- _DATASET RECORDS_:
━━━━━━━━━━━━━━━━━━━━━━━━━━━━━━

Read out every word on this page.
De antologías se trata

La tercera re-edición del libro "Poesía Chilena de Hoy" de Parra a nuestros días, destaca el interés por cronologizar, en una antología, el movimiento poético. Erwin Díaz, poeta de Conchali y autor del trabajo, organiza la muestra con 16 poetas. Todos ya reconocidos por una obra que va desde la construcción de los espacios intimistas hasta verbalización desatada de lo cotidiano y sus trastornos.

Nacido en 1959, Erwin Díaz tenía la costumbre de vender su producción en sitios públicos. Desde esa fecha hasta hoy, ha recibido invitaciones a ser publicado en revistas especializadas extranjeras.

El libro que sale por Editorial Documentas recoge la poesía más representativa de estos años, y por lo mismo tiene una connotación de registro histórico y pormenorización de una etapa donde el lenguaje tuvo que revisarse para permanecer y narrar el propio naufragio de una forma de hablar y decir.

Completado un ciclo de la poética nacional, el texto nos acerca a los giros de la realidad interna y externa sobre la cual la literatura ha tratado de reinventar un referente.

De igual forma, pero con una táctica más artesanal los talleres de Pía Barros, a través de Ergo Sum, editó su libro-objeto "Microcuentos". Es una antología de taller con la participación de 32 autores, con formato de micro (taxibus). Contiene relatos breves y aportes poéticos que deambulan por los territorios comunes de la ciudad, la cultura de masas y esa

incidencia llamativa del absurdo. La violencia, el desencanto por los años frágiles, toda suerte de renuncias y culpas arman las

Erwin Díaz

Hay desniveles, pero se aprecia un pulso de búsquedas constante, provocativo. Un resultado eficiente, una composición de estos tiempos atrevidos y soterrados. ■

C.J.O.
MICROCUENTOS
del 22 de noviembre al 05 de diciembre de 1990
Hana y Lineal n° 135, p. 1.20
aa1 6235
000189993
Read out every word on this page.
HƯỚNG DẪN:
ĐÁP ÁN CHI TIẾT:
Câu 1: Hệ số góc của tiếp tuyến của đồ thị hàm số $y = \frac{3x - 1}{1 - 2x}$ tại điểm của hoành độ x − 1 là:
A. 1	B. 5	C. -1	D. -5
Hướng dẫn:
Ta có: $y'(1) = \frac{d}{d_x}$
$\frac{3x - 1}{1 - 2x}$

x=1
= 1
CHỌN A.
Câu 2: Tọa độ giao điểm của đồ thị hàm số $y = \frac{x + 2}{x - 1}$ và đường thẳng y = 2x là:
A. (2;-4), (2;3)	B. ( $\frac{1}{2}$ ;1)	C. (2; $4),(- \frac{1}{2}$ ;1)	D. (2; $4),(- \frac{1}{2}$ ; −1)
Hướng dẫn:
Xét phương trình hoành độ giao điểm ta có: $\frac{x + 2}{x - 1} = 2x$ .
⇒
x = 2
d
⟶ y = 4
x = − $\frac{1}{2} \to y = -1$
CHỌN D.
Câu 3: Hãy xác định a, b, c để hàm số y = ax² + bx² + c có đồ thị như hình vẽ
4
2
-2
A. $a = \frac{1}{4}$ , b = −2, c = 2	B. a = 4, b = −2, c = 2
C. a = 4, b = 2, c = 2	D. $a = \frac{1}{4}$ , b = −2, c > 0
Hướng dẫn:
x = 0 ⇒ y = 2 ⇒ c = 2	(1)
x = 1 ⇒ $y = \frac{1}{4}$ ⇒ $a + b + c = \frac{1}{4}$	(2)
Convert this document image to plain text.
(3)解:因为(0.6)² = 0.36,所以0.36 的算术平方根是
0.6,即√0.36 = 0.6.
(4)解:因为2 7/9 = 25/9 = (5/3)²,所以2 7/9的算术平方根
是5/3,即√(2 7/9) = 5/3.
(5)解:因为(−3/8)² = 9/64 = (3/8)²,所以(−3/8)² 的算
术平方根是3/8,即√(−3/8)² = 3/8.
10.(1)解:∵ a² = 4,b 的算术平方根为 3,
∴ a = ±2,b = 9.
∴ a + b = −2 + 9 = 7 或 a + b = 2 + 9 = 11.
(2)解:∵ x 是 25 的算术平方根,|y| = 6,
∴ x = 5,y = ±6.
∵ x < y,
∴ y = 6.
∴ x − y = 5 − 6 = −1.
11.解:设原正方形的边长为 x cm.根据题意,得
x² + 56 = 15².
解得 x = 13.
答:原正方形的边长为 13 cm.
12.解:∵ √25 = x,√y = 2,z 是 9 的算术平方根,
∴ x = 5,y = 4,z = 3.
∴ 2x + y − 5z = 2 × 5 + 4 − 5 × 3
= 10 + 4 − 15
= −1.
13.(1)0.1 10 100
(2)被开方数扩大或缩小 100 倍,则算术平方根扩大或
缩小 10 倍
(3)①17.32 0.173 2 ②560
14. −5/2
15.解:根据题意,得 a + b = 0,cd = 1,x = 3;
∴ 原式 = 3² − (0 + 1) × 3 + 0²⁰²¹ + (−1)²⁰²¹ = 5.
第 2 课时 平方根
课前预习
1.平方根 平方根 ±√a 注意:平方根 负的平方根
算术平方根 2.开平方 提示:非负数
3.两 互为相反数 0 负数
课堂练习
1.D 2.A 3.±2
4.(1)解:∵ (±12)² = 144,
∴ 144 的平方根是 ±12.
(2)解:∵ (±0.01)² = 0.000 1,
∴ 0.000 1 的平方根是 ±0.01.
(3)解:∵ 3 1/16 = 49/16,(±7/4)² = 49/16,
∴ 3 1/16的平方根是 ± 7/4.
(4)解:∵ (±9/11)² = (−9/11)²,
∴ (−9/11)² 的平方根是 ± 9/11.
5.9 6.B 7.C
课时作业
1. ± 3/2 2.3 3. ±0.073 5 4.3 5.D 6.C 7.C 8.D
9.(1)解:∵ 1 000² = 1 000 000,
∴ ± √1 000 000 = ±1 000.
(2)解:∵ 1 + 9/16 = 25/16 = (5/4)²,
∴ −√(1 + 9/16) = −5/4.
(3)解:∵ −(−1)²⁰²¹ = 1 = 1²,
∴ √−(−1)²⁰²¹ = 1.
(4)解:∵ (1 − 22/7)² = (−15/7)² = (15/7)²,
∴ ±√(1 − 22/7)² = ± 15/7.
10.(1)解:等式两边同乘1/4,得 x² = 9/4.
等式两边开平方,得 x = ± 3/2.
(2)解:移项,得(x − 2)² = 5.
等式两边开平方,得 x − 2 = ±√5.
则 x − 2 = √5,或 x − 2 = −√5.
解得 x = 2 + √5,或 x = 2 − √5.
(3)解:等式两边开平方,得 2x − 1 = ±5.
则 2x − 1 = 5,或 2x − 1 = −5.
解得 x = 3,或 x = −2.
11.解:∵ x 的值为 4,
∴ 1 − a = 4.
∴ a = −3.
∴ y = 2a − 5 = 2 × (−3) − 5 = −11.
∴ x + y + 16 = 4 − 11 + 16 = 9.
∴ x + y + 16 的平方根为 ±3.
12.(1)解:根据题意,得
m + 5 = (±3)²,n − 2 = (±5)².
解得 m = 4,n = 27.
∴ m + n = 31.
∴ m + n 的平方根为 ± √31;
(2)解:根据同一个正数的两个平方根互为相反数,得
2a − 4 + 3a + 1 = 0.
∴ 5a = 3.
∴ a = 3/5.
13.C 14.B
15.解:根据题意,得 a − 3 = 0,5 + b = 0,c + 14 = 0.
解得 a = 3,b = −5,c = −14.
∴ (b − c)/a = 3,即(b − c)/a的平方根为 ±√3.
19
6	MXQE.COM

━━━━━━━━━━━━━━━━━━━━━━━━━━━━━━

- _WHAT THE EXERCISE ASKS_: Copy all data exactly, start to finish.

- _THE OUTPUT_:
Read out every word on this page.
De antologías se trata

La tercera re-edición del libro "Poesía Chilena de Hoy" de Parra a nuestros días, destaca el interés por cronologizar, en una antología, el movimiento poético. Erwin Díaz, poeta de Conchali y autor del trabajo, organiza la muestra con 16 poetas. Todos ya reconocidos por una obra que va desde la construcción de los espacios intimistas hasta verbalización desatada de lo cotidiano y sus trastornos.

Nacido en 1959, Erwin Díaz tenía la costumbre de vender su producción en sitios públicos. Desde esa fecha hasta hoy, ha recibido invitaciones a ser publicado en revistas especializadas extranjeras.

El libro que sale por Editorial Documentas recoge la poesía más representativa de estos años, y por lo mismo tiene una connotación de registro histórico y pormenorización de una etapa donde el lenguaje tuvo que revisarse para permanecer y narrar el propio naufragio de una forma de hablar y decir.

Completado un ciclo de la poética nacional, el texto nos acerca a los giros de la realidad interna y externa sobre la cual la literatura ha tratado de reinventar un referente.

De igual forma, pero con una táctica más artesanal los talleres de Pía Barros, a través de Ergo Sum, editó su libro-objeto "Microcuentos". Es una antología de taller con la participación de 32 autores, con formato de micro (taxibus). Contiene relatos breves y aportes poéticos que deambulan por los territorios comunes de la ciudad, la cultura de masas y esa

incidencia llamativa del absurdo. La violencia, el desencanto por los años frágiles, toda suerte de renuncias y culpas arman las

Erwin Díaz

Hay desniveles, pero se aprecia un pulso de búsquedas constante, provocativo. Un resultado eficiente, una composición de estos tiempos atrevidos y soterrados. ■

C.J.O.
MICROCUENTOS
del 22 de noviembre al 05 de diciembre de 1990
Hana y Lineal n° 135, p. 1.20
aa1 6235
000189993
Read out every word on this page.
HƯỚNG DẪN:
ĐÁP ÁN CHI TIẾT:
Câu 1: Hệ số góc của tiếp tuyến của đồ thị hàm số $y = \frac{3x - 1}{1 - 2x}$ tại điểm của hoành độ x − 1 là:
A. 1	B. 5	C. -1	D. -5
Hướng dẫn:
Ta có: $y'(1) = \frac{d}{d_x}$
$\frac{3x - 1}{1 - 2x}$

x=1
= 1
CHỌN A.
Câu 2: Tọa độ giao điểm của đồ thị hàm số $y = \frac{x + 2}{x - 1}$ và đường thẳng y = 2x là:
A. (2;-4), (2;3)	B. ( $\frac{1}{2}$ ;1)	C. (2; $4),(- \frac{1}{2}$ ;1)	D. (2; $4),(- \frac{1}{2}$ ; −1)
Hướng dẫn:
Xét phương trình hoành độ giao điểm ta có: $\frac{x + 2}{x - 1} = 2x$ .
⇒
x = 2
d
⟶ y = 4
x = − $\frac{1}{2} \to y = -1$
CHỌN D.
Câu 3: Hãy xác định a, b, c để hàm số y = ax² + bx² + c có đồ thị như hình vẽ
4
2
-2
A. $a = \frac{1}{4}$ , b = −2, c = 2	B. a = 4, b = −2, c = 2
C. a = 4, b = 2, c = 2	D. $a = \frac{1}{4}$ , b = −2, c > 0
Hướng dẫn:
x = 0 ⇒ y = 2 ⇒ c = 2	(1)
x = 1 ⇒ $y = \frac{1}{4}$ ⇒ $a + b + c = \frac{1}{4}$	(2)
Convert this document image to plain text.
(3)解:因为(0.6)² = 0.36,所以0.36 的算术平方根是
0.6,即√0.36 = 0.6.
(4)解:因为2 7/9 = 25/9 = (5/3)²,所以2 7/9的算术平方根
是5/3,即√(2 7/9) = 5/3.
(5)解:因为(−3/8)² = 9/64 = (3/8)²,所以(−3/8)² 的算
术平方根是3/8,即√(−3/8)² = 3/8.
10.(1)解:∵ a² = 4,b 的算术平方根为 3,
∴ a = ±2,b = 9.
∴ a + b = −2 + 9 = 7 或 a + b = 2 + 9 = 11.
(2)解:∵ x 是 25 的算术平方根,|y| = 6,
∴ x = 5,y = ±6.
∵ x < y,
∴ y = 6.
∴ x − y = 5 − 6 = −1.
11.解:设原正方形的边长为 x cm.根据题意,得
x² + 56 = 15².
解得 x = 13.
答:原正方形的边长为 13 cm.
12.解:∵ √25 = x,√y = 2,z 是 9 的算术平方根,
∴ x = 5,y = 4,z = 3.
∴ 2x + y − 5z = 2 × 5 + 4 − 5 × 3
= 10 + 4 − 15
= −1.
13.(1)0.1 10 100
(2)被开方数扩大或缩小 100 倍,则算术平方根扩大或
缩小 10 倍
(3)①17.32 0.173 2 ②560
14. −5/2
15.解:根据题意,得 a + b = 0,cd = 1,x = 3;
∴ 原式 = 3² − (0 + 1) × 3 + 0²⁰²¹ + (−1)²⁰²¹ = 5.
第 2 课时 平方根
课前预习
1.平方根 平方根 ±√a 注意:平方根 负的平方根
算术平方根 2.开平方 提示:非负数
3.两 互为相反数 0 负数
课堂练习
1.D 2.A 3.±2
4.(1)解:∵ (±12)² = 144,
∴ 144 的平方根是 ±12.
(2)解:∵ (±0.01)² = 0.000 1,
∴ 0.000 1 的平方根是 ±0.01.
(3)解:∵ 3 1/16 = 49/16,(±7/4)² = 49/16,
∴ 3 1/16的平方根是 ± 7/4.
(4)解:∵ (±9/11)² = (−9/11)²,
∴ (−9/11)² 的平方根是 ± 9/11.
5.9 6.B 7.C
课时作业
1. ± 3/2 2.3 3. ±0.073 5 4.3 5.D 6.C 7.C 8.D
9.(1)解:∵ 1 000² = 1 000 000,
∴ ± √1 000 000 = ±1 000.
(2)解:∵ 1 + 9/16 = 25/16 = (5/4)²,
∴ −√(1 + 9/16) = −5/4.
(3)解:∵ −(−1)²⁰²¹ = 1 = 1²,
∴ √−(−1)²⁰²¹ = 1.
(4)解:∵ (1 − 22/7)² = (−15/7)² = (15/7)²,
∴ ±√(1 − 22/7)² = ± 15/7.
10.(1)解:等式两边同乘1/4,得 x² = 9/4.
等式两边开平方,得 x = ± 3/2.
(2)解:移项,得(x − 2)² = 5.
等式两边开平方,得 x − 2 = ±√5.
则 x − 2 = √5,或 x − 2 = −√5.
解得 x = 2 + √5,或 x = 2 − √5.
(3)解:等式两边开平方,得 2x − 1 = ±5.
则 2x − 1 = 5,或 2x − 1 = −5.
解得 x = 3,或 x = −2.
11.解:∵ x 的值为 4,
∴ 1 − a = 4.
∴ a = −3.
∴ y = 2a − 5 = 2 × (−3) − 5 = −11.
∴ x + y + 16 = 4 − 11 + 16 = 9.
∴ x + y + 16 的平方根为 ±3.
12.(1)解:根据题意,得
m + 5 = (±3)²,n − 2 = (±5)².
解得 m = 4,n = 27.
∴ m + n = 31.
∴ m + n 的平方根为 ± √31;
(2)解:根据同一个正数的两个平方根互为相反数,得
2a − 4 + 3a + 1 = 0.
∴ 5a = 3.
∴ a = 3/5.
13.C 14.B
15.解:根据题意,得 a − 3 = 0,5 + b = 0,c + 14 = 0.
解得 a = 3,b = −5,c = −14.
∴ (b − c)/a = 3,即(b − c)/a的平方根为 ±√3.
19
6	MXQE.COM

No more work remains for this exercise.